(Dataset listings of figures)
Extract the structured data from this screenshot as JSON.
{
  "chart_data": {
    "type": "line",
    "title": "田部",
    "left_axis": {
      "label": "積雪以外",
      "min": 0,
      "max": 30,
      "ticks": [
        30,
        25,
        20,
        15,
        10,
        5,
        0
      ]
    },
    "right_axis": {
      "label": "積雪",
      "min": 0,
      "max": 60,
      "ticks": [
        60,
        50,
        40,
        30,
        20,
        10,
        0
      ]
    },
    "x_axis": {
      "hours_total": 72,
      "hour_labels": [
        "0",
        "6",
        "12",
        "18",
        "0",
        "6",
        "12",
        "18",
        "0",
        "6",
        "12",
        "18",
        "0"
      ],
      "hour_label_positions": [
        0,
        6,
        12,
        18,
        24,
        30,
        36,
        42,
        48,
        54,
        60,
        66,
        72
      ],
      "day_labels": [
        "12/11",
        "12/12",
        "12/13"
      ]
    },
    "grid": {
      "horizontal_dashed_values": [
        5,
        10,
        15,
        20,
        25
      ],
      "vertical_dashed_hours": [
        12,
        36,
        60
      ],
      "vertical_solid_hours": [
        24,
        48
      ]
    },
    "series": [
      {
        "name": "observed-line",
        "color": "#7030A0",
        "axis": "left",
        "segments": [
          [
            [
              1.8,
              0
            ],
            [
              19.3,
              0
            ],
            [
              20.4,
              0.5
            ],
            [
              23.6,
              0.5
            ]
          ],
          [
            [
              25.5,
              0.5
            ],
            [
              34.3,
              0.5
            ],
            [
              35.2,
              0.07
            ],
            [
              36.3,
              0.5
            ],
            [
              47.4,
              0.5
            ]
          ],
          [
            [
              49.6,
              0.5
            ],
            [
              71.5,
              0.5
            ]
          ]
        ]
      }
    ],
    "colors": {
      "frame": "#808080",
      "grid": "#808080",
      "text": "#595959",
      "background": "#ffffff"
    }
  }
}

### TASK TO COMPLETE:
Return all of the data precisely as it appears.

### ANSWER BELOW:
Extract the structured data from this screenshot as JSON.
{
  "chart_data": {
    "type": "line",
    "title": "田部",
    "left_axis": {
      "label": "積雪以外",
      "min": 0,
      "max": 30,
      "ticks": [
        30,
        25,
        20,
        15,
        10,
        5,
        0
      ]
    },
    "right_axis": {
      "label": "積雪",
      "min": 0,
      "max": 60,
      "ticks": [
        60,
        50,
        40,
        30,
        20,
        10,
        0
      ]
    },
    "x_axis": {
      "hours_total": 72,
      "hour_labels": [
        "0",
        "6",
        "12",
        "18",
        "0",
        "6",
        "12",
        "18",
        "0",
        "6",
        "12",
        "18",
        "0"
      ],
      "hour_label_positions": [
        0,
        6,
        12,
        18,
        24,
        30,
        36,
        42,
        48,
        54,
        60,
        66,
        72
      ],
      "day_labels": [
        "12/11",
        "12/12",
        "12/13"
      ]
    },
    "grid": {
      "horizontal_dashed_values": [
        5,
        10,
        15,
        20,
        25
      ],
      "vertical_dashed_hours": [
        12,
        36,
        60
      ],
      "vertical_solid_hours": [
        24,
        48
      ]
    },
    "series": [
      {
        "name": "observed-line",
        "color": "#7030A0",
        "axis": "left",
        "segments": [
          [
            [
              1.8,
              0
            ],
            [
              19.3,
              0
            ],
            [
              20.4,
              0.5
            ],
            [
              23.6,
              0.5
            ]
          ],
          [
            [
              25.5,
              0.5
            ],
            [
              34.3,
              0.5
            ],
            [
              35.2,
              0.07
            ],
            [
              36.3,
              0.5
            ],
            [
              47.4,
              0.5
            ]
          ],
          [
            [
              49.6,
              0.5
            ],
            [
              71.5,
              0.5
            ]
          ]
        ]
      }
    ],
    "colors": {
      "frame": "#808080",
      "grid": "#808080",
      "text": "#595959",
      "background": "#ffffff"
    }
  }
}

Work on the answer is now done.